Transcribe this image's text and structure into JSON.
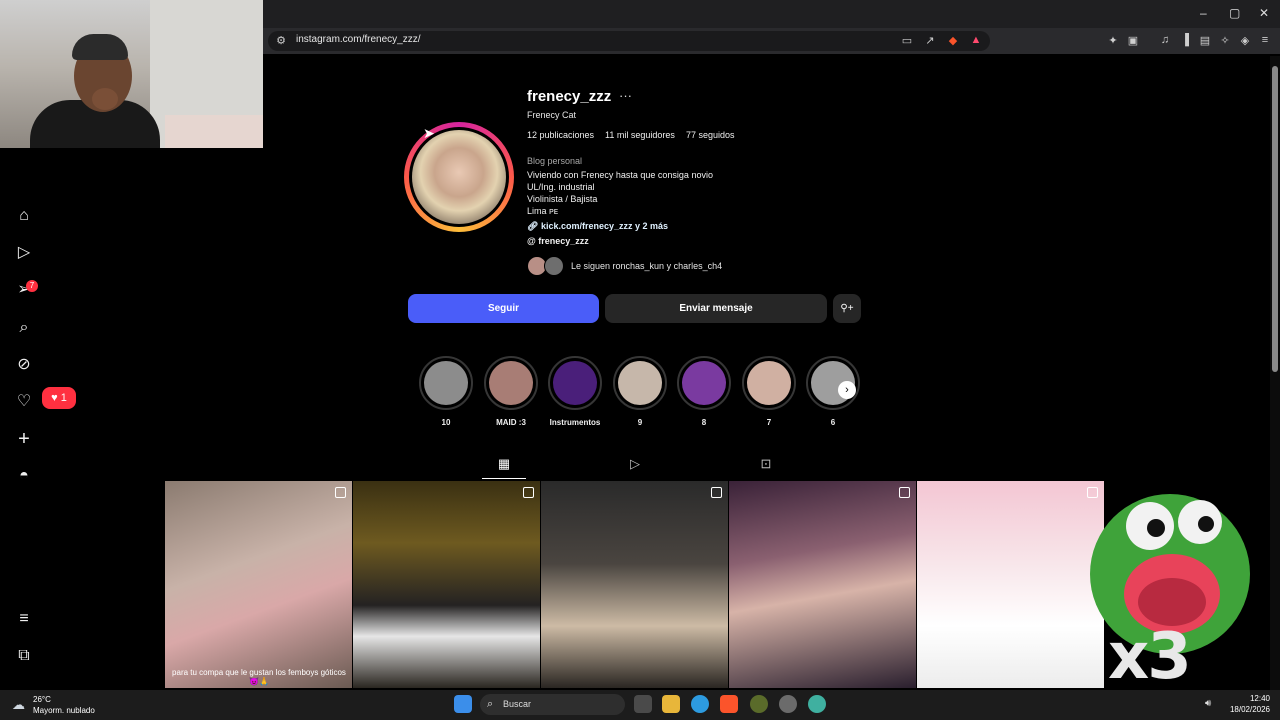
{
  "browser": {
    "url": "instagram.com/frenecy_zzz/",
    "window_controls": [
      "–",
      "▢",
      "✕"
    ]
  },
  "nav": {
    "notification_count": "7",
    "likes_count": "1"
  },
  "profile": {
    "username": "frenecy_zzz",
    "more": "···",
    "full_name": "Frenecy Cat",
    "stats": {
      "posts": "12 publicaciones",
      "followers": "11 mil seguidores",
      "following": "77 seguidos"
    },
    "category": "Blog personal",
    "bio": [
      "Viviendo con Frenecy hasta que consiga novio",
      "UL/Ing. industrial",
      "Violinista / Bajista",
      "Lima ᴘᴇ"
    ],
    "link": "kick.com/frenecy_zzz y 2 más",
    "threads": "frenecy_zzz",
    "followed_by": "Le siguen ronchas_kun y charles_ch4"
  },
  "actions": {
    "follow": "Seguir",
    "message": "Enviar mensaje"
  },
  "highlights": [
    "10",
    "MAID :3",
    "Instrumentos",
    "9",
    "8",
    "7",
    "6"
  ],
  "posts": {
    "caption_1": "para tu compa que le gustan los femboys góticos 😈🙏"
  },
  "overlay": {
    "x3": "x3"
  },
  "taskbar": {
    "temp": "26°C",
    "weather": "Mayorm. nublado",
    "search": "Buscar",
    "time": "12:40",
    "date": "18/02/2026"
  }
}
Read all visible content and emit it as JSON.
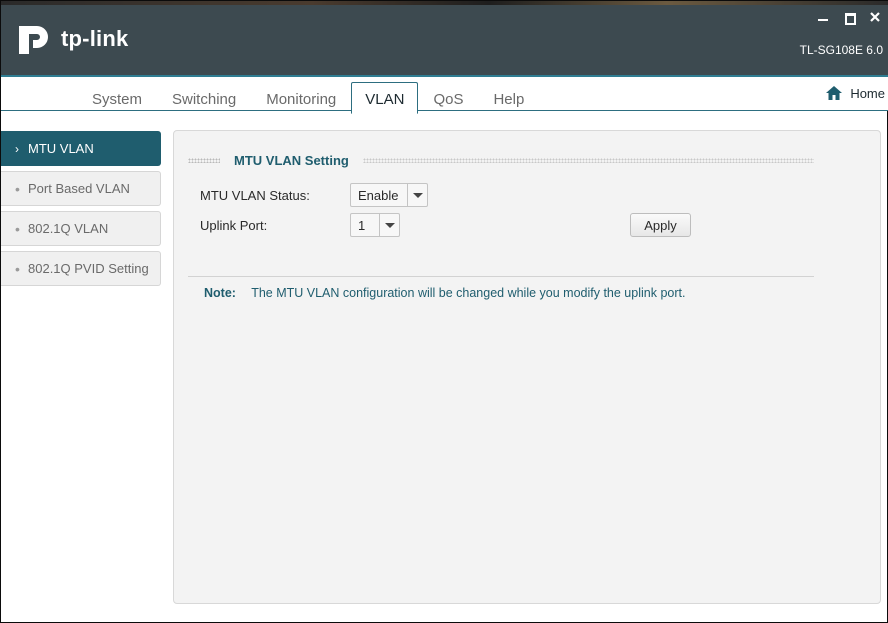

┄┄┄┄┄┄

**PROBLEM STATEMENT**
Copy the data word for word. Pictures do not go in the copy.

**OUTPUT FOR THIS TASK**
Transcribe this image's text and structure into JSON.
{
  "browser": {
    "url": "instagram.com/frenecy_zzz/",
    "window_controls": [
      "–",
      "▢",
      "✕"
    ]
  },
  "nav": {
    "notification_count": "7",
    "likes_count": "1"
  },
  "profile": {
    "username": "frenecy_zzz",
    "more": "···",
    "full_name": "Frenecy Cat",
    "stats": {
      "posts": "12 publicaciones",
      "followers": "11 mil seguidores",
      "following": "77 seguidos"
    },
    "category": "Blog personal",
    "bio": [
      "Viviendo con Frenecy hasta que consiga novio",
      "UL/Ing. industrial",
      "Violinista / Bajista",
      "Lima ᴘᴇ"
    ],
    "link": "kick.com/frenecy_zzz y 2 más",
    "threads": "frenecy_zzz",
    "followed_by": "Le siguen ronchas_kun y charles_ch4"
  },
  "actions": {
    "follow": "Seguir",
    "message": "Enviar mensaje"
  },
  "highlights": [
    "10",
    "MAID :3",
    "Instrumentos",
    "9",
    "8",
    "7",
    "6"
  ],
  "posts": {
    "caption_1": "para tu compa que le gustan los femboys góticos 😈🙏"
  },
  "overlay": {
    "x3": "x3"
  },
  "taskbar": {
    "temp": "26°C",
    "weather": "Mayorm. nublado",
    "search": "Buscar",
    "time": "12:40",
    "date": "18/02/2026"
  }
}
Read all visible content and emit it as JSON.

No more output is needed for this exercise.